Note each line that includes the word "взрывных". Copy those lines.
╭──
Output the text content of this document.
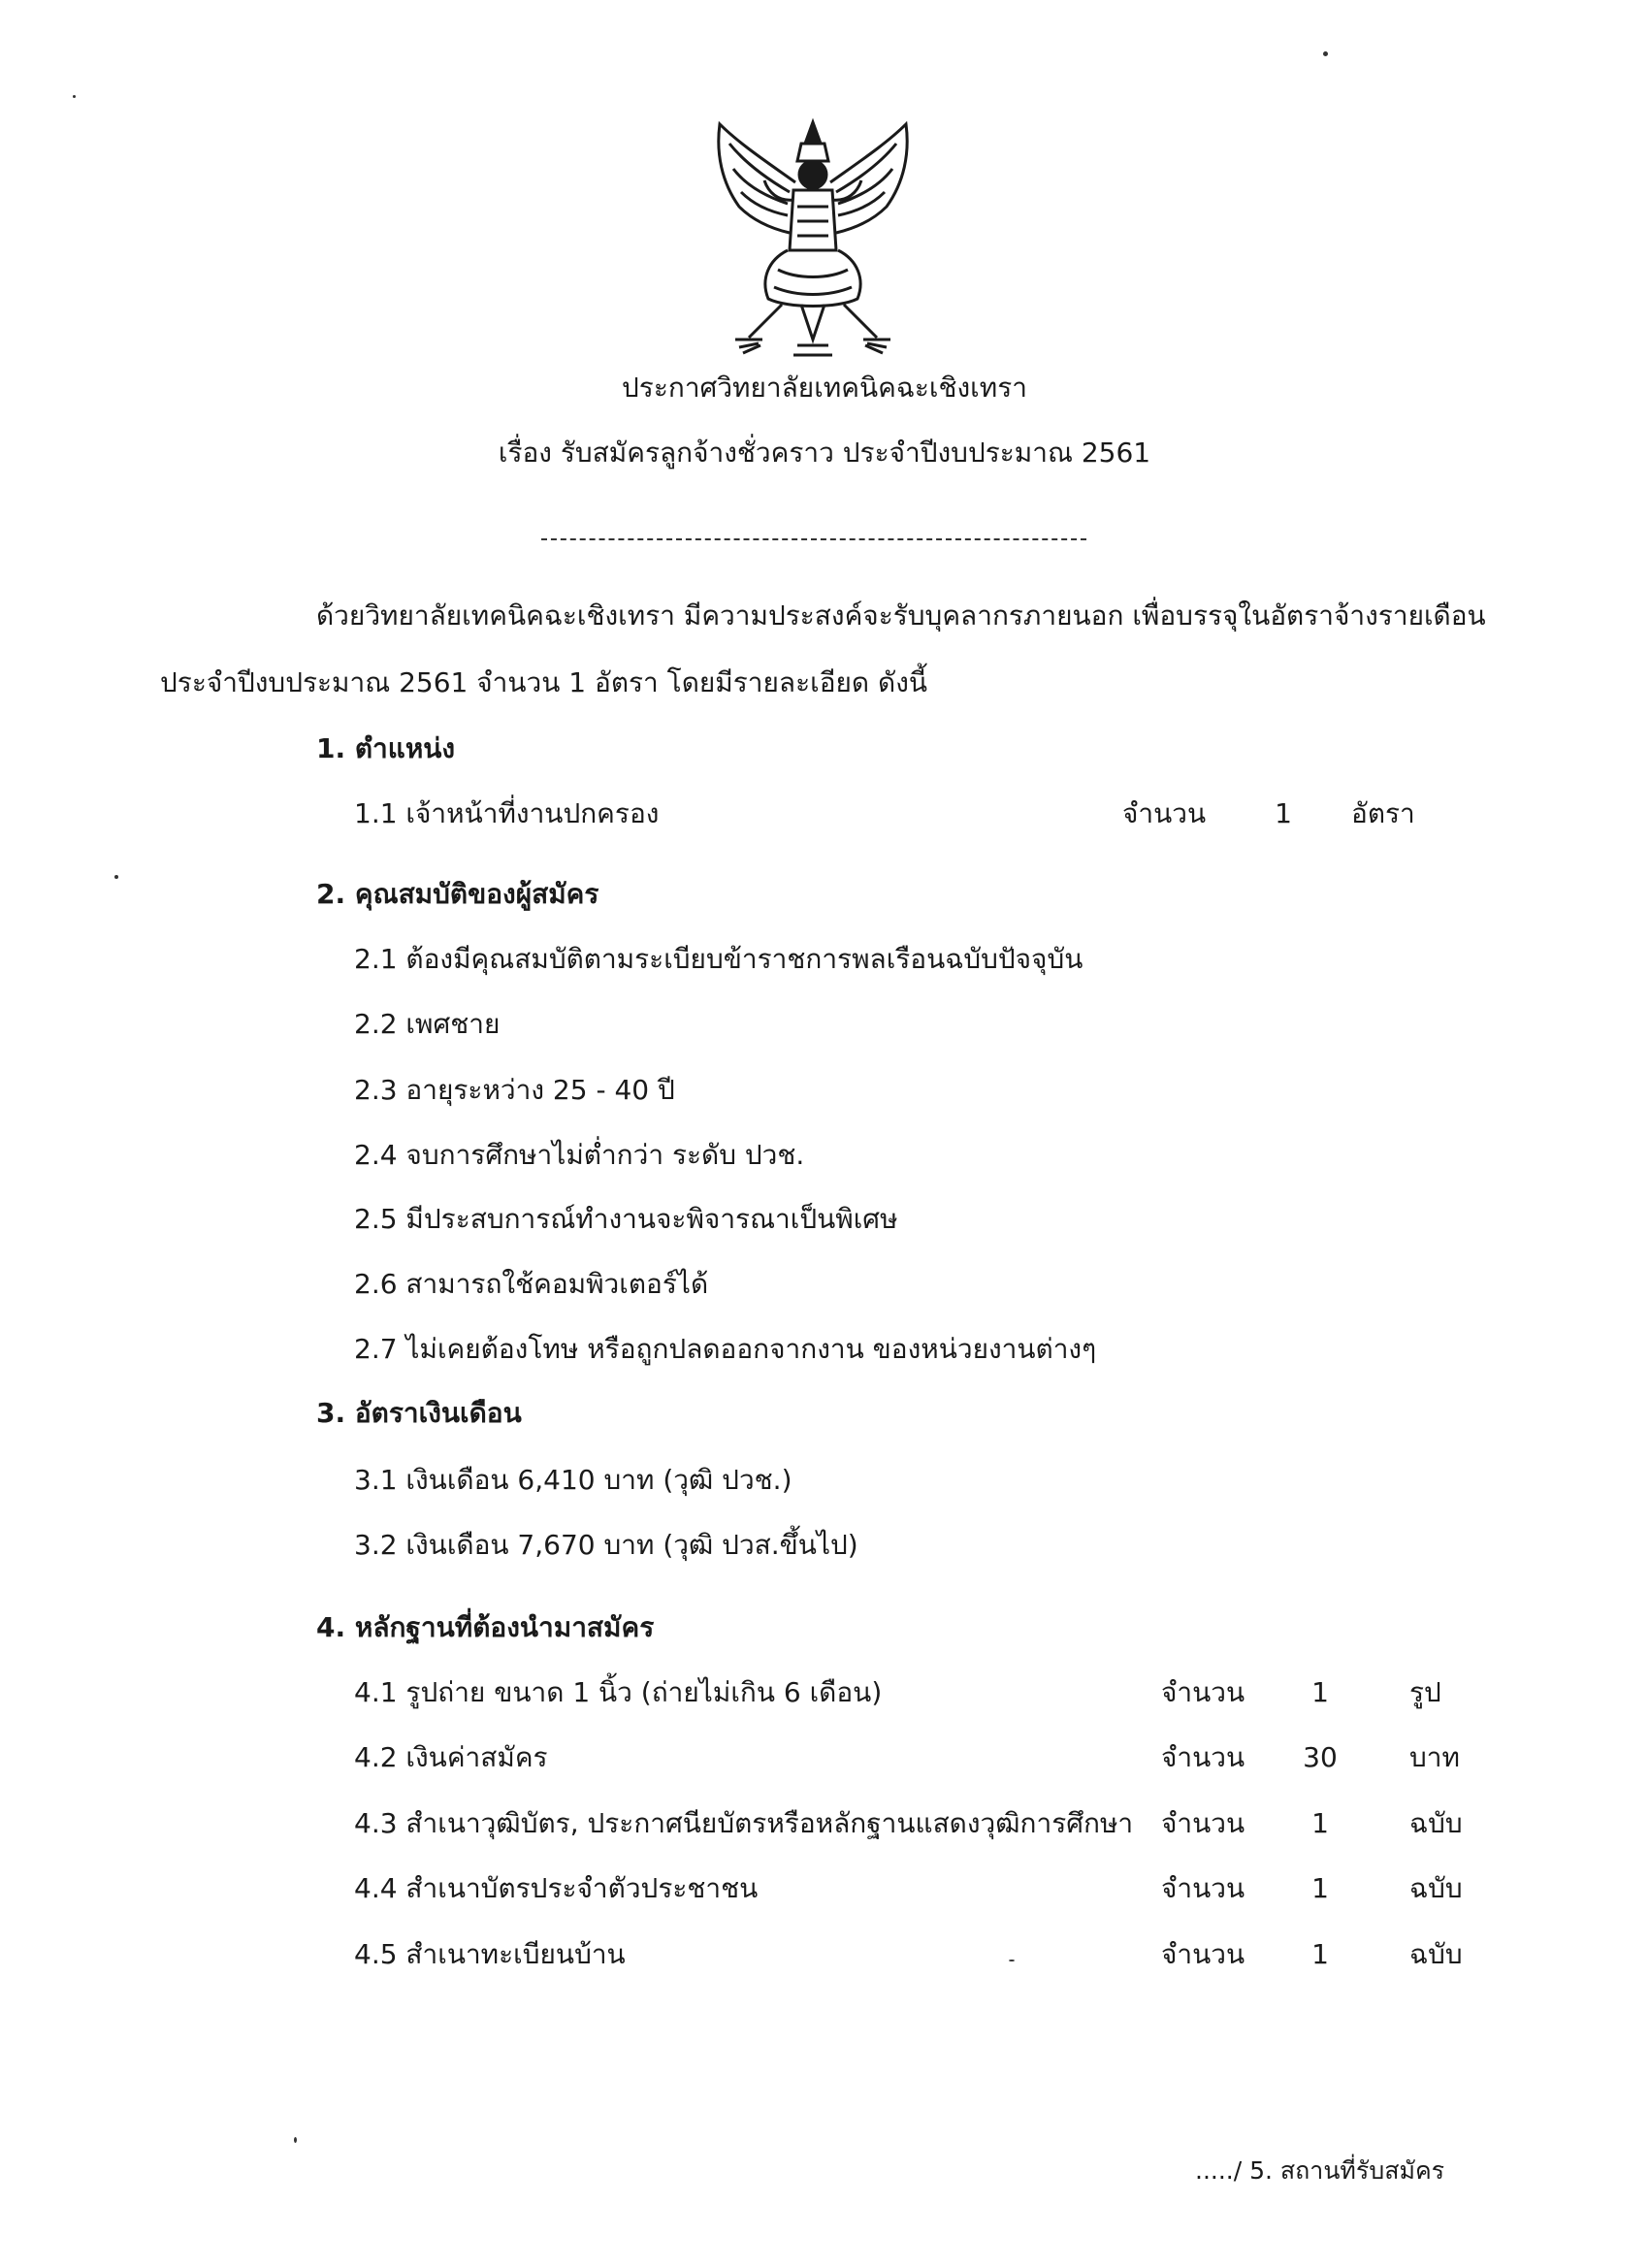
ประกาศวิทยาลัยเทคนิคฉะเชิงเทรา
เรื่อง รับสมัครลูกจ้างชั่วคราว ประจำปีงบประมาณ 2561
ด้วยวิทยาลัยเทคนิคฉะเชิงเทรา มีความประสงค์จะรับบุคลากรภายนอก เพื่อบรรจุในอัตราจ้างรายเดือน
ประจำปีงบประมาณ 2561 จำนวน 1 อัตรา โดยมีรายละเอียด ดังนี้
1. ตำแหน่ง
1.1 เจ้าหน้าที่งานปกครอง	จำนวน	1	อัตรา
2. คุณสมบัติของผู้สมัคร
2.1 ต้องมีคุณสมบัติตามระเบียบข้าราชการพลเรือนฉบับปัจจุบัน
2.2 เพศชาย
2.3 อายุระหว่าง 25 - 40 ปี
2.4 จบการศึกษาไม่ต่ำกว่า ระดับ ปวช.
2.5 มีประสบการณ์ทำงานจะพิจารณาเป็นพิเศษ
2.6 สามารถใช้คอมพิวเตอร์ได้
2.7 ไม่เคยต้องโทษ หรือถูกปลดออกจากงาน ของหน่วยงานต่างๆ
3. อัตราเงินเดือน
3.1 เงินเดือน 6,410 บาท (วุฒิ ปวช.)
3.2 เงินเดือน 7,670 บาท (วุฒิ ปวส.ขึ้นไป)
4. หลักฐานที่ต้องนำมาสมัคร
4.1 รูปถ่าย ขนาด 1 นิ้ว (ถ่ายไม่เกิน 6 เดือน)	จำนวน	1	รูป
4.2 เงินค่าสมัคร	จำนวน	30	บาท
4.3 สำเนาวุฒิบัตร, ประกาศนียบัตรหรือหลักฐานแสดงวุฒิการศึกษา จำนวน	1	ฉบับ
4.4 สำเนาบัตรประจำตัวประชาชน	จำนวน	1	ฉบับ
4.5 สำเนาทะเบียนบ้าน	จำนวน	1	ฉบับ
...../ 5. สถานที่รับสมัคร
╰──
╭──
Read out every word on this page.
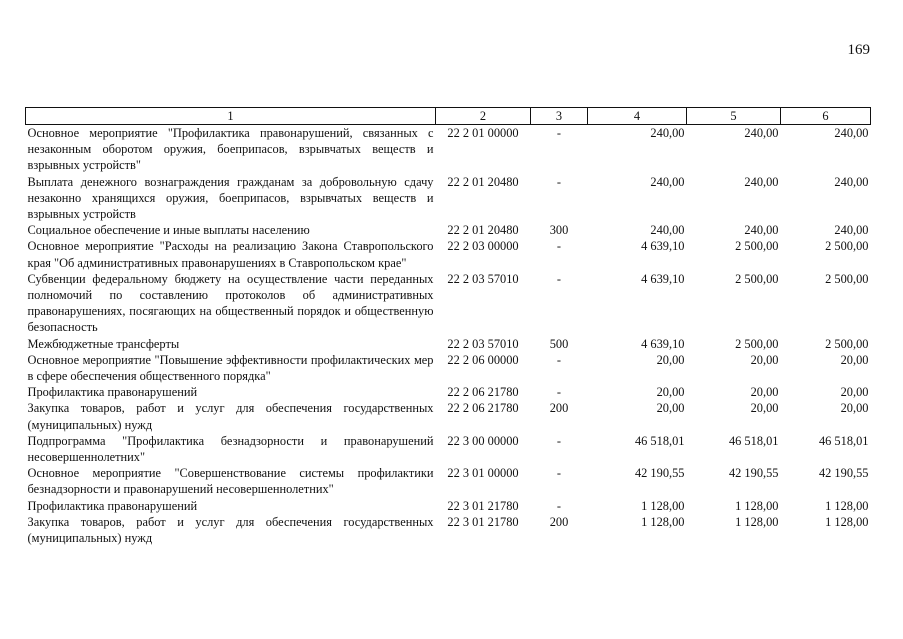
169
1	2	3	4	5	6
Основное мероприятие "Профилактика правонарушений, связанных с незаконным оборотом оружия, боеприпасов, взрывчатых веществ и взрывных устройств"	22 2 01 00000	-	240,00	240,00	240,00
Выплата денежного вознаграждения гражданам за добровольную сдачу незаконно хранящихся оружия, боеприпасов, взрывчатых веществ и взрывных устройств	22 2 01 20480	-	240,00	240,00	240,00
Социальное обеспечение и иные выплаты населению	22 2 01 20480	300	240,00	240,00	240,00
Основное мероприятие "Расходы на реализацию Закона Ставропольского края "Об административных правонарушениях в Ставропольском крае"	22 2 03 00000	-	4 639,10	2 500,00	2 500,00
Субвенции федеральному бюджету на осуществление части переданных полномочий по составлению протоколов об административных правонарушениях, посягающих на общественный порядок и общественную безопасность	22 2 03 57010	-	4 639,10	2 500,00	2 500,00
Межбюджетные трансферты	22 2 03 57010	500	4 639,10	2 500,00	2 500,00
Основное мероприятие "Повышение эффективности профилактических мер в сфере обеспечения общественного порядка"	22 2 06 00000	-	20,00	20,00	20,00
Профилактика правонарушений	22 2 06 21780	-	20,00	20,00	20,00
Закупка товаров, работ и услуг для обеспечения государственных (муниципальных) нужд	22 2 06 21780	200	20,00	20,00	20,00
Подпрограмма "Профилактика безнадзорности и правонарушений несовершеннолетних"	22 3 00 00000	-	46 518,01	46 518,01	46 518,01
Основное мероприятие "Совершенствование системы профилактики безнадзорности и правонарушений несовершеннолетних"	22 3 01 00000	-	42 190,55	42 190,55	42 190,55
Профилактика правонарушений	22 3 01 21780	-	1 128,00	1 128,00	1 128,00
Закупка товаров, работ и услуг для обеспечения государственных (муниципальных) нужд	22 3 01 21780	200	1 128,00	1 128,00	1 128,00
╰──
╭──
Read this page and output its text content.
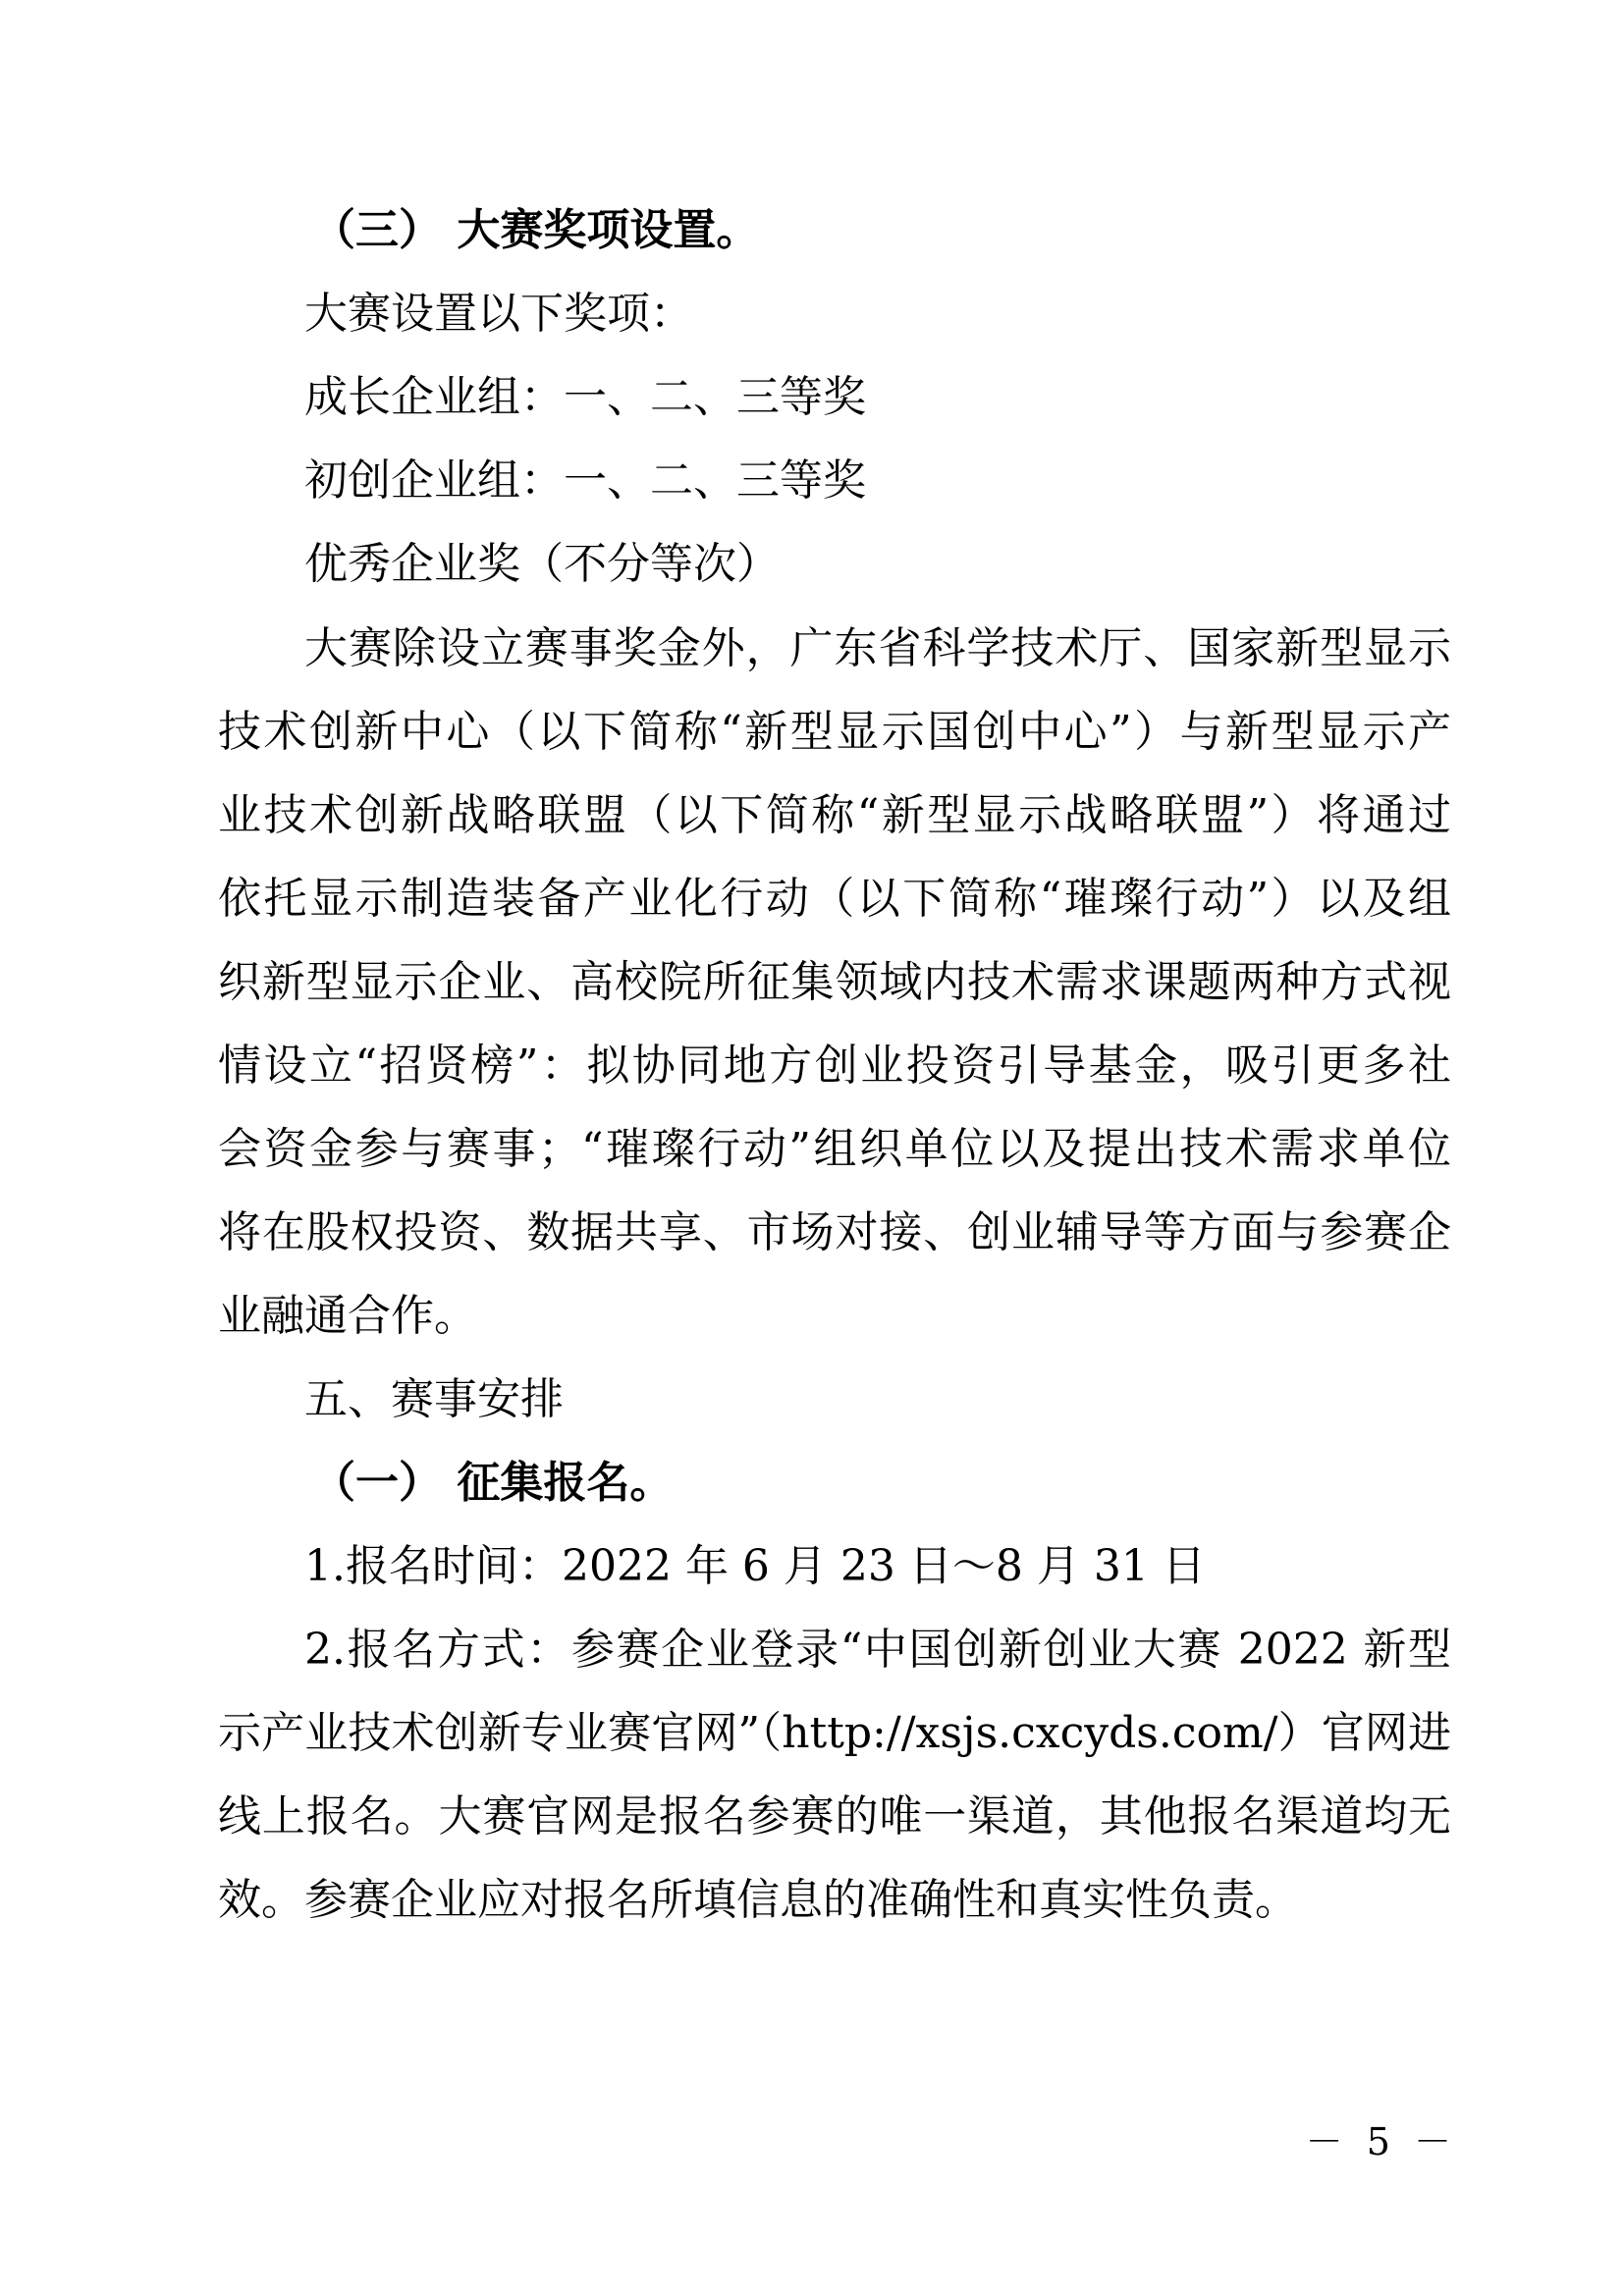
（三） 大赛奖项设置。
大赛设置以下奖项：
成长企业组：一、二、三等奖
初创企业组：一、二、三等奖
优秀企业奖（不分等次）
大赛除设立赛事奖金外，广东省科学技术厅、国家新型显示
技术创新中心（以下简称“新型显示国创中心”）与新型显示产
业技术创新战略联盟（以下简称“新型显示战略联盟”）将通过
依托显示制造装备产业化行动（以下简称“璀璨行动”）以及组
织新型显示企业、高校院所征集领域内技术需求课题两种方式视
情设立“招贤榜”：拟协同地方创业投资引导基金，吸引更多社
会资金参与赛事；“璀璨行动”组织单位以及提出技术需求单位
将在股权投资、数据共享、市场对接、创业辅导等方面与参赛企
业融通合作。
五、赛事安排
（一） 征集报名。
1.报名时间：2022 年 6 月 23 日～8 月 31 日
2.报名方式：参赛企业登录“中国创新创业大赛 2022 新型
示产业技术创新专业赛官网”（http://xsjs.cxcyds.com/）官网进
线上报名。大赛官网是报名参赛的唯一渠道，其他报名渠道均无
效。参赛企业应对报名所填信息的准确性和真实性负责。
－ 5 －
╰──
Result of the exercise:
Основное мероприятие "Профилактика правонарушений, связанных с незаконным оборотом оружия, боеприпасов, взрывчатых веществ и взрывных устройств"	22 2 01 00000	-	240,00	240,00	240,00
Выплата денежного вознаграждения гражданам за добровольную сдачу незаконно хранящихся оружия, боеприпасов, взрывчатых веществ и взрывных устройств	22 2 01 20480	-	240,00	240,00	240,00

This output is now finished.